[Data extracted from a collection]
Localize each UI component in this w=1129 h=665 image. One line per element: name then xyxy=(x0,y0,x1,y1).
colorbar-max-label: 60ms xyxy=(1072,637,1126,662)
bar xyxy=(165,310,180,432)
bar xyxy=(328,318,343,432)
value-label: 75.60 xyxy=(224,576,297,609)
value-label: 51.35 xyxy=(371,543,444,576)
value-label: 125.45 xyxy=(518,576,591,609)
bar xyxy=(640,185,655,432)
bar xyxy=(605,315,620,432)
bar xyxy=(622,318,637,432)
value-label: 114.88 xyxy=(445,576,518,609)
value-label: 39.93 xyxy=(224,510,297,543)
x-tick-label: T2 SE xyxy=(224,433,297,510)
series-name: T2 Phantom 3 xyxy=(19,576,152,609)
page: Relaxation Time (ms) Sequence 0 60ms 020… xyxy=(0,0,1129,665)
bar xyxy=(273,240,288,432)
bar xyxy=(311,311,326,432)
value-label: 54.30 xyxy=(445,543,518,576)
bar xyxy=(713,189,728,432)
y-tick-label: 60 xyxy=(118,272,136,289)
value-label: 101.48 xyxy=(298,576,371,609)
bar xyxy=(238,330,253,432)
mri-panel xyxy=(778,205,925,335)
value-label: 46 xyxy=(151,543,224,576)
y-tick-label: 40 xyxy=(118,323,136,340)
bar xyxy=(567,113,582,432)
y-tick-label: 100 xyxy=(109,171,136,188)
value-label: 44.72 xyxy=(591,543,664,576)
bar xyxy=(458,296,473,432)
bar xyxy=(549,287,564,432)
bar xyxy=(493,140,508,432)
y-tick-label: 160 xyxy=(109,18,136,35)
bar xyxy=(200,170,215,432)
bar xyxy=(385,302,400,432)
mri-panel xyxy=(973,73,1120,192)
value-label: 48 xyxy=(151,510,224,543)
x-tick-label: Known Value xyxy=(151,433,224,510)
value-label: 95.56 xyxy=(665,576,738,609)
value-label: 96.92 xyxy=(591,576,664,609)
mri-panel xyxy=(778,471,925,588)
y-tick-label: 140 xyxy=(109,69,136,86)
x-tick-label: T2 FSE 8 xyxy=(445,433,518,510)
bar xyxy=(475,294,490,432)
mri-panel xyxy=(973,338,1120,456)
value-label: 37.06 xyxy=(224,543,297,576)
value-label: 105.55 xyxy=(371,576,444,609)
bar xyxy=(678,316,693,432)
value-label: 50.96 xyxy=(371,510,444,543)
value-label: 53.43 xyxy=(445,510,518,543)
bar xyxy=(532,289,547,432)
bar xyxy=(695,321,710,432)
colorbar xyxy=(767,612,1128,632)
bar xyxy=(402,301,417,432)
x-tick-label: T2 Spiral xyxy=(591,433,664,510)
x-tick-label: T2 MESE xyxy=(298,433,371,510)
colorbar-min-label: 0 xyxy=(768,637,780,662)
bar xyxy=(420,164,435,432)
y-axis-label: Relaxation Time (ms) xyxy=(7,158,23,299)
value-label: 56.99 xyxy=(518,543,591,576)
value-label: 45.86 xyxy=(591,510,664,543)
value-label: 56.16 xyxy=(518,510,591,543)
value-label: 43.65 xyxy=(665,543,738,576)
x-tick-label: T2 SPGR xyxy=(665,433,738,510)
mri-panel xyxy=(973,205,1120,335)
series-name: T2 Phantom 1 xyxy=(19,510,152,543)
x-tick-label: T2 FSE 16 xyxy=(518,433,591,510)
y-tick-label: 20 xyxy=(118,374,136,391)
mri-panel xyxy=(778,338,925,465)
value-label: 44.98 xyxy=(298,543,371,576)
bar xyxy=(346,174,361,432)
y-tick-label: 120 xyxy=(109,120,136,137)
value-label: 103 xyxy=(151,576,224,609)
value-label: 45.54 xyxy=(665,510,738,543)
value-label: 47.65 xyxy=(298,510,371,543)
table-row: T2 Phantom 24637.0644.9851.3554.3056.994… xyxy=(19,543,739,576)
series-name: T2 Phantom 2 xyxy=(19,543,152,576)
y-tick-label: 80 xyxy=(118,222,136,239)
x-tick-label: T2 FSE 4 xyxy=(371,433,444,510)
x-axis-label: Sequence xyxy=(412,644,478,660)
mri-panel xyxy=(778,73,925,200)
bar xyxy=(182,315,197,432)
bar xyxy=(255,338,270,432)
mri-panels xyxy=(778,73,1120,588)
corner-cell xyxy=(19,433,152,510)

◆ Directive
Begin at the first line and stop after the line that contains "series-name: T2 Phantom 3". Rewrite those lines with every "value-label" changed to "data-label", leaving everything else as is.

◆ Answer to the task
Localize each UI component in this w=1129 h=665 image. One line per element: name then xyxy=(x0,y0,x1,y1).
colorbar-max-label: 60ms xyxy=(1072,637,1126,662)
bar xyxy=(165,310,180,432)
bar xyxy=(328,318,343,432)
data-label: 75.60 xyxy=(224,576,297,609)
data-label: 51.35 xyxy=(371,543,444,576)
data-label: 125.45 xyxy=(518,576,591,609)
bar xyxy=(640,185,655,432)
bar xyxy=(605,315,620,432)
bar xyxy=(622,318,637,432)
data-label: 114.88 xyxy=(445,576,518,609)
data-label: 39.93 xyxy=(224,510,297,543)
x-tick-label: T2 SE xyxy=(224,433,297,510)
series-name: T2 Phantom 3 xyxy=(19,576,152,609)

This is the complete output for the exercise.